* [ARTICOLO]:
%%
Sì o No: un passaggio cruciale per il futuro del Paese

di Paolo Razzuoli

Il Governo ha deciso: il 4 dicembre p.v. si terrà il referendum sulla riforma costituzionale varata dal Parlamento.
Gli italiani saranno chiamati a scegliere fra il "Sì", per confermarla, o il "No", per rigettarla.

Un appuntamento cruciale per la storia dei prossimi decenni del nostro Paese; un momento fondamentale, o per consentirgli di rincamminarsi su un binario di sviluppo e di crescita, o per ripiegarsi su se stesso, in una sorta di desiderio autarchico di conservazione, premessa di un ampliamento del gap che ci separa dalle nazioni più dinamiche, condizione per scivolare sul terreno di un declino da cui sarà molto impegnativo risollevarsi.
Affermazione che può sembrare un po' retorica e catastrofistica: penso invece che non sia così, in considerazione delle conseguenze dell'eventuale vittoria del "no", tanto sul versante interno quanto su quello internazionale.

Sul versante interno, è quasi pleonastico dire che la vittoria del "no" aprirà una nuova fase di instabilità politica che, è sin troppo facile capirlo, bloccherà qualsiasi tentativo di riformare in profondità il Paese. Tutto questo in barba a quanto ormai da anni ci viene chiesto da tutti coloro (italiani e non) che sono in grado di affrontare in modo scientifico e razionale la situazione italiana. La frammentazione politica, un bicameralismo paritario in cui, come si è ampiamente visto, è quasi impossibile trovare maggioranze omogenee, una abnorme ripartizione di competenze fra governo centrale e regioni, sono solo i dati più evidenti di un contesto in cui il consolidato potere di interdizione di una infinita compagine di corpi sociali potrà agevolmente giocare la propria partita in favore del peggiore conservatorismo, ancorchè ammantato da un ingannevole riformismo di facciata.
%%
* [VOCI]:
%%
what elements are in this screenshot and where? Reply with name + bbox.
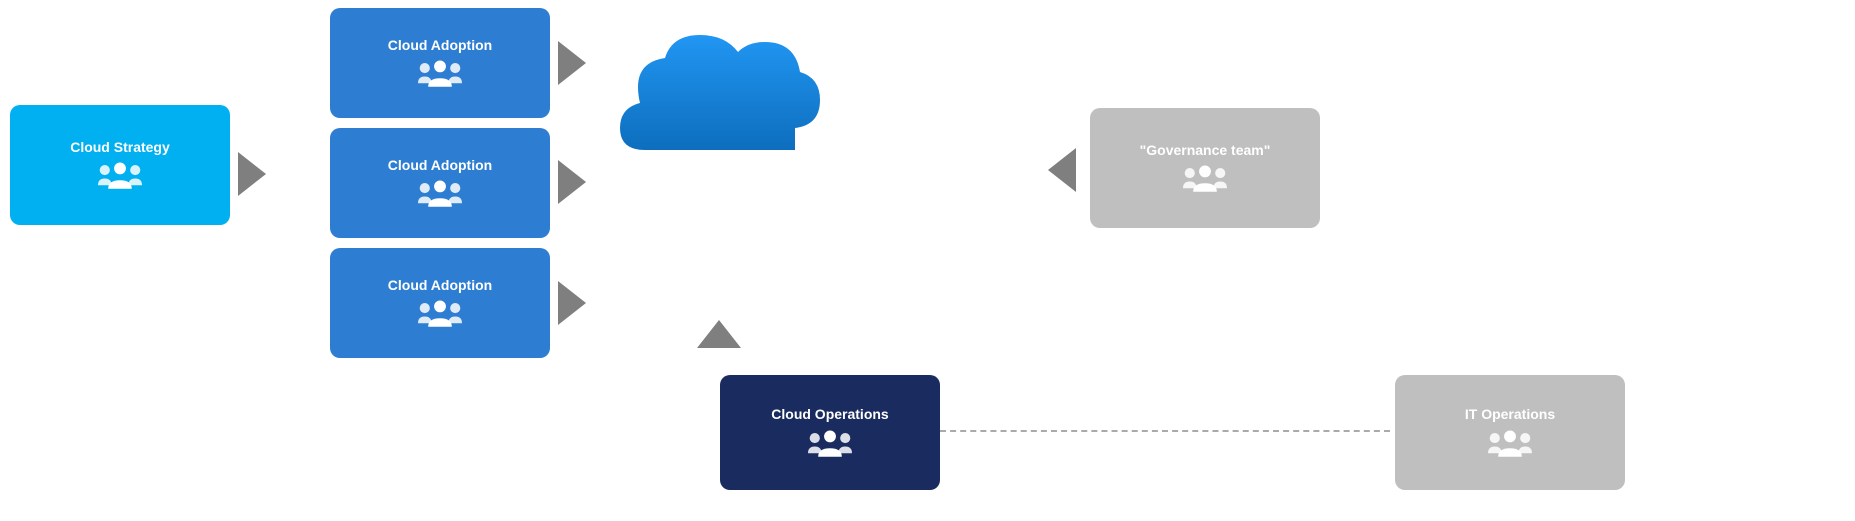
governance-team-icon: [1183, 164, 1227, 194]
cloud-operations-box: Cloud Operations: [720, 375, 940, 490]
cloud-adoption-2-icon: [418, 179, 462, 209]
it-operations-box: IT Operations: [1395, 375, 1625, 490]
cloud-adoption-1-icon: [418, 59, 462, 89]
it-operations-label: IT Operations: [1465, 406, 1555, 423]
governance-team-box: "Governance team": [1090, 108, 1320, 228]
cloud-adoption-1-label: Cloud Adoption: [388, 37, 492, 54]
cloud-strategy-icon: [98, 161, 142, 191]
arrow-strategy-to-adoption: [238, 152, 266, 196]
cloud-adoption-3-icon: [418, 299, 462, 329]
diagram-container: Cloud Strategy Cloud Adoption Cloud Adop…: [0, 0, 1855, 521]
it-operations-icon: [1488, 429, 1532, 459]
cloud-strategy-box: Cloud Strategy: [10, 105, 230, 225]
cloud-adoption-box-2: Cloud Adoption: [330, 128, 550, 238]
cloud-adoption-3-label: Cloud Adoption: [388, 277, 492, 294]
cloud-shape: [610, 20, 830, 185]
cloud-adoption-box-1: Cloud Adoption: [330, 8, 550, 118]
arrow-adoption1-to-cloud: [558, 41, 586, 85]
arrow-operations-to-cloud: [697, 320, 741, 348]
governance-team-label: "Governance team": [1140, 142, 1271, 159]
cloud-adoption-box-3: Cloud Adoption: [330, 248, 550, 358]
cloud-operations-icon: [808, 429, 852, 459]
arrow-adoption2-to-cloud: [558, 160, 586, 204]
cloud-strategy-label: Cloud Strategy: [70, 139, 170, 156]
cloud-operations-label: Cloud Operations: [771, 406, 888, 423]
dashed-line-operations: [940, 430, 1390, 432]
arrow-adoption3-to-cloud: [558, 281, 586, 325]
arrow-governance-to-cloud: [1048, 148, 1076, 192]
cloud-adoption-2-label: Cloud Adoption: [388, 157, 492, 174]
%%
* [PROBLEMA POSTO 1]:
Per ciascuna affermazione indica se concorda con l'articolo sul referendum costituzionale, rispondendo sì o no e citando testualmente le parole decisive dell'articolo: (a) il referendum si terrà il 4 dicembre; (b) l'autore ritiene che la propria affermazione sia retorica e catastrofistica; (c) la riforma costituzionale è stata varata dalle regioni.
* [PROBLEMA POSTO 2]:
Trascrivi fedelmente il passo dell'articolo che si apre con le parole contenenti "Gli italiani saranno" e si chiude con "molto impegnativo risollevarsi.".
I record non hanno alcun legame con l'articolo.

* [SOLUZIONE SVOLTA 1]:
(a) Sì: «il 4 dicembre p.v. si terrà il referendum sulla riforma costituzionale».
(b) No: «penso invece che non sia così».
(c) No: «la riforma costituzionale varata dal Parlamento».

* [SOLUZIONE SVOLTA 2]:
Gli italiani saranno chiamati a scegliere fra il "Sì", per confermarla, o il "No", per rigettarla.

Un appuntamento cruciale per la storia dei prossimi decenni del nostro Paese; un momento fondamentale, o per consentirgli di rincamminarsi su un binario di sviluppo e di crescita, o per ripiegarsi su se stesso, in una sorta di desiderio autarchico di conservazione, premessa di un ampliamento del gap che ci separa dalle nazioni più dinamiche, condizione per scivolare sul terreno di un declino da cui sarà molto impegnativo risollevarsi.